> [Task instructions] Identify all lines below that hold "this" and collect them.
■ ■ ■ ■ ■
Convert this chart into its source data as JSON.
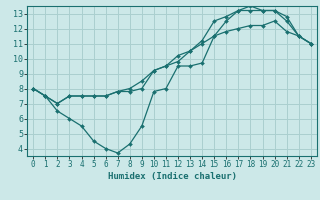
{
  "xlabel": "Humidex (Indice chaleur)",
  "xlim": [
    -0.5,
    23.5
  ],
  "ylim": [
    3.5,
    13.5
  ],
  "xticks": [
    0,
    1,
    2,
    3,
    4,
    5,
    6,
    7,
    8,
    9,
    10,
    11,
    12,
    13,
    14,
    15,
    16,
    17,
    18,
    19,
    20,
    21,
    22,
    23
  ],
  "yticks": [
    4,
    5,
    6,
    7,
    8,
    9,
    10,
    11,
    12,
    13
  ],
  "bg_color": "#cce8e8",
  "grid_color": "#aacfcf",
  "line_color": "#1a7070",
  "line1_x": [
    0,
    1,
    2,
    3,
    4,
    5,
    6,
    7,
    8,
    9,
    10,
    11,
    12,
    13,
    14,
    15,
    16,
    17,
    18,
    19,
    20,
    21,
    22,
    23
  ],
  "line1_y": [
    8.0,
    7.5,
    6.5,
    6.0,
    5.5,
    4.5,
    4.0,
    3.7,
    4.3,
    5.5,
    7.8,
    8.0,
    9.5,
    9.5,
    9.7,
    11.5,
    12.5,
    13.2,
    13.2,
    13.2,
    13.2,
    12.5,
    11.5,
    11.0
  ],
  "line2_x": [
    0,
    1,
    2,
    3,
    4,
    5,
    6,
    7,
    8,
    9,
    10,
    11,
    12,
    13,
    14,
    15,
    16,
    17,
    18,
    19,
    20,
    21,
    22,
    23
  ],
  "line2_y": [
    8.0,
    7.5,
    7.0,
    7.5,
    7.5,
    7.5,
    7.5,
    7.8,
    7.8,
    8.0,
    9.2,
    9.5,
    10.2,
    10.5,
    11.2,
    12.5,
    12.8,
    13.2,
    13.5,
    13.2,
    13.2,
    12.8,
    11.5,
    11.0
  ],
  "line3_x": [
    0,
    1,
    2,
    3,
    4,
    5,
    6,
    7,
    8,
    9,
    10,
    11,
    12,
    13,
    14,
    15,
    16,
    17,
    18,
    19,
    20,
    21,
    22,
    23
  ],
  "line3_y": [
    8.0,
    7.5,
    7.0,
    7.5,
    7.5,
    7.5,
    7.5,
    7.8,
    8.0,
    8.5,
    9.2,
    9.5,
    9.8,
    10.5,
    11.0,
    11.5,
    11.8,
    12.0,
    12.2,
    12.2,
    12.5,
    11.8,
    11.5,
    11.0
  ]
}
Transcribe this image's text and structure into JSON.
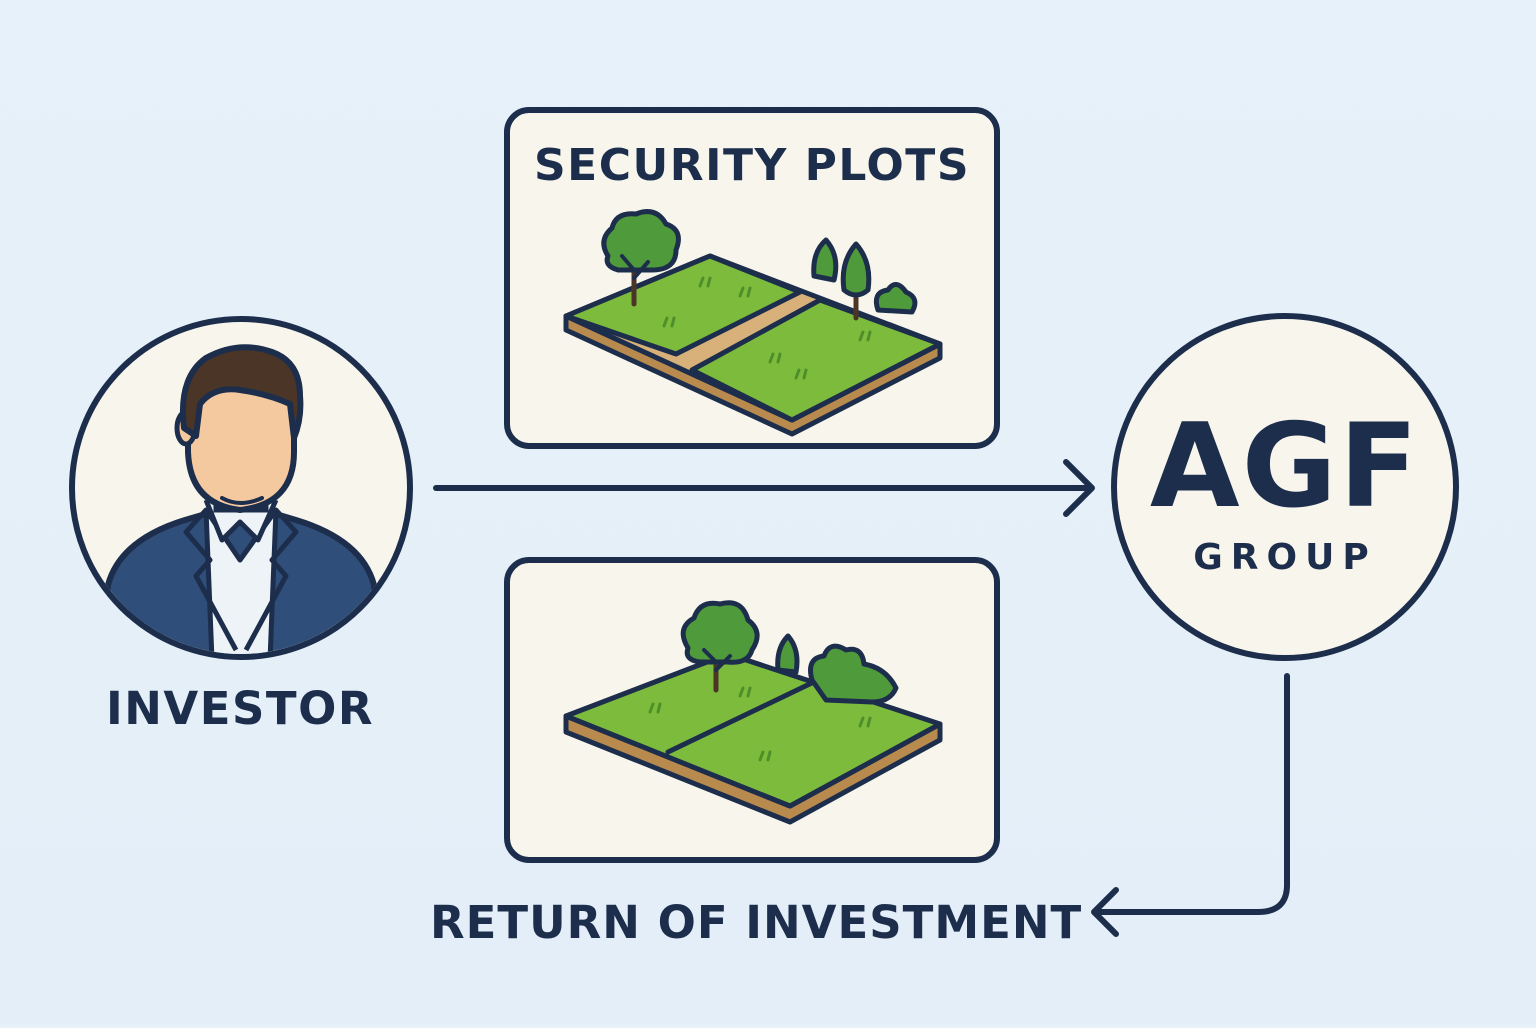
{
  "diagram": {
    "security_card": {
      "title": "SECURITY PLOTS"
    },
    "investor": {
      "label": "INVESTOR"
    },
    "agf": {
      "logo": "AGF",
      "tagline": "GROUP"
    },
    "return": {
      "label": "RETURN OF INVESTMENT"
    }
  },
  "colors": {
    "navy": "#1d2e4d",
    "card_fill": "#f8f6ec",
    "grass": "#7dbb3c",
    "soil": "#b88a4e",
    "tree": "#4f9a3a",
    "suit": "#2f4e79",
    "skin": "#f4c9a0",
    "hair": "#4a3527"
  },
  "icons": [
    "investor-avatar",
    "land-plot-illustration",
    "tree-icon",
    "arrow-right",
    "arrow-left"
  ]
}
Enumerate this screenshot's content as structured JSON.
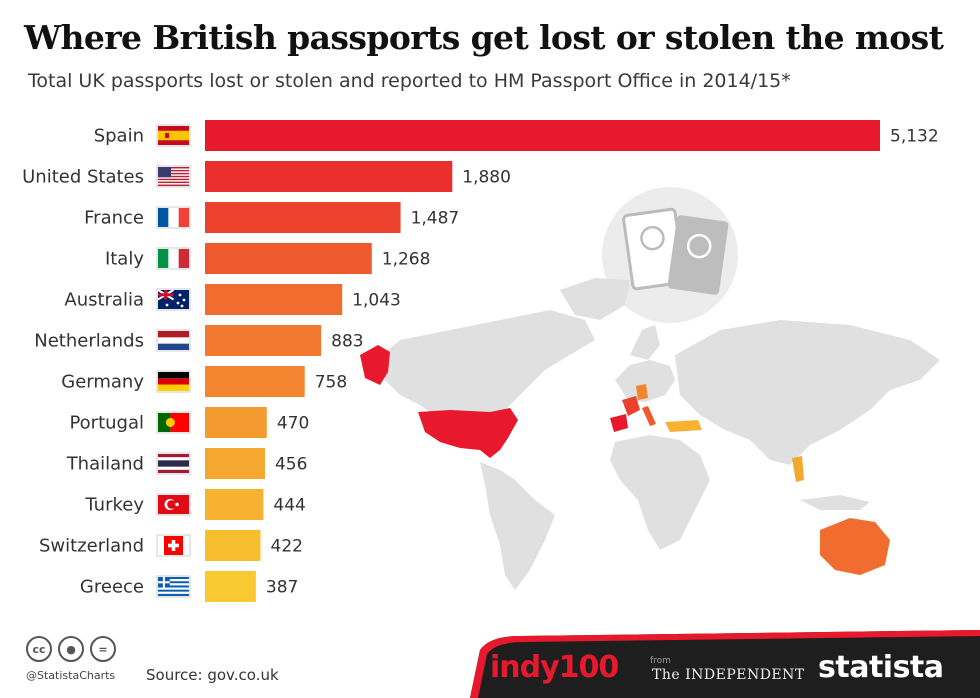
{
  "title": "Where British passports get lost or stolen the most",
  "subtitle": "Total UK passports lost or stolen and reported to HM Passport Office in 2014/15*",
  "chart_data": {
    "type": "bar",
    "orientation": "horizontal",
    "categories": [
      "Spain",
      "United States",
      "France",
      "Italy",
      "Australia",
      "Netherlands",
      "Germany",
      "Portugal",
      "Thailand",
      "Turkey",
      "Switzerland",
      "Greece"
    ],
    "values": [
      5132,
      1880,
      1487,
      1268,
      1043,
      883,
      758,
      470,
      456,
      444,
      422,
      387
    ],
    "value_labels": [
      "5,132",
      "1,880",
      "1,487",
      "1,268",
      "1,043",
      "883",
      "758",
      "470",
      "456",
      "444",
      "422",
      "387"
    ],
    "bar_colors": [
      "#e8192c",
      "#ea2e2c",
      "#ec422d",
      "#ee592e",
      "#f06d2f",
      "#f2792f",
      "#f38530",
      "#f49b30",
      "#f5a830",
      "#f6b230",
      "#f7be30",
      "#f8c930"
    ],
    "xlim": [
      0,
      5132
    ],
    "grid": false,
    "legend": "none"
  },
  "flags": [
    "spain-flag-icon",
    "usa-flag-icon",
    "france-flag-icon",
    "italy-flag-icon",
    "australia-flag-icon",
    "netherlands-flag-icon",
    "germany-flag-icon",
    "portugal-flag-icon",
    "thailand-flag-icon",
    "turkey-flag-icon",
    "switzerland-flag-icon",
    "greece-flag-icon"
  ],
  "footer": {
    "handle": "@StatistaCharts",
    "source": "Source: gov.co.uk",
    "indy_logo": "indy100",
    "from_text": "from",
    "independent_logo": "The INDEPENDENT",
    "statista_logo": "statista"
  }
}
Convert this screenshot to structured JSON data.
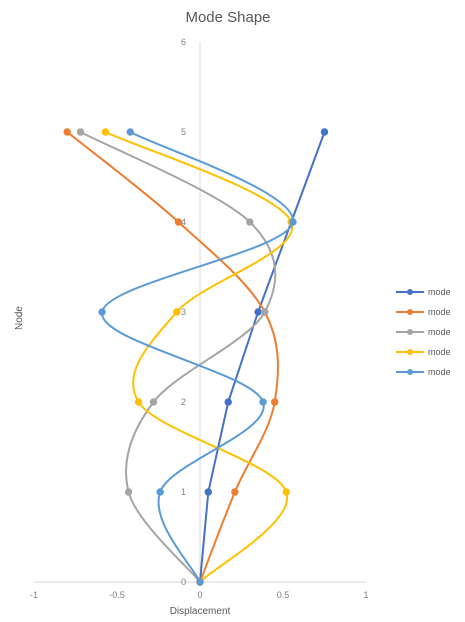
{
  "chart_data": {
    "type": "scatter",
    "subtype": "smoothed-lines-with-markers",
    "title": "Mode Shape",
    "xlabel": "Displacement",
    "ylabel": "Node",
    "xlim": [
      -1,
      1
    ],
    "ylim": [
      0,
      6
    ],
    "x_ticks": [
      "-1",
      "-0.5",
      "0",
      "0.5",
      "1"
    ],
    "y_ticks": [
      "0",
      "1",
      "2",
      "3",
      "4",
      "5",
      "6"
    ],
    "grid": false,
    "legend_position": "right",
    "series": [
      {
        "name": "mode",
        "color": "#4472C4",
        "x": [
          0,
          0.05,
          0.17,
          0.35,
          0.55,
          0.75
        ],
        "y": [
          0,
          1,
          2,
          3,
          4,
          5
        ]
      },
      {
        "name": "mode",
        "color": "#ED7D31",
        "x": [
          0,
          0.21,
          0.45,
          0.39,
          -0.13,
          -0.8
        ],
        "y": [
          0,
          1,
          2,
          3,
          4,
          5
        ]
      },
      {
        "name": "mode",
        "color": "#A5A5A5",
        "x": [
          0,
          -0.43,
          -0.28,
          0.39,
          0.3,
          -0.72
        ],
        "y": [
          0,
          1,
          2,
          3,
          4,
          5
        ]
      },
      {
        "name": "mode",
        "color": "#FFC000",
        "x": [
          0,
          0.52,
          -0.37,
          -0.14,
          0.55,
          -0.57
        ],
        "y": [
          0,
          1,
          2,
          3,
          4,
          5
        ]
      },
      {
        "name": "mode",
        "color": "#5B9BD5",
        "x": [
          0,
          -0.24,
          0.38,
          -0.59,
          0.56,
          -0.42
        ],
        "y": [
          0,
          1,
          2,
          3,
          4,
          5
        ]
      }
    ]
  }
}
■ ■ ■ ■ ■
> [Answer to the problem]
Convert this chart into its source data as JSON.
Transcribe this image's text and structure into JSON.
Enumerate this screenshot's content as structured JSON.
Convert this screenshot to structured JSON data.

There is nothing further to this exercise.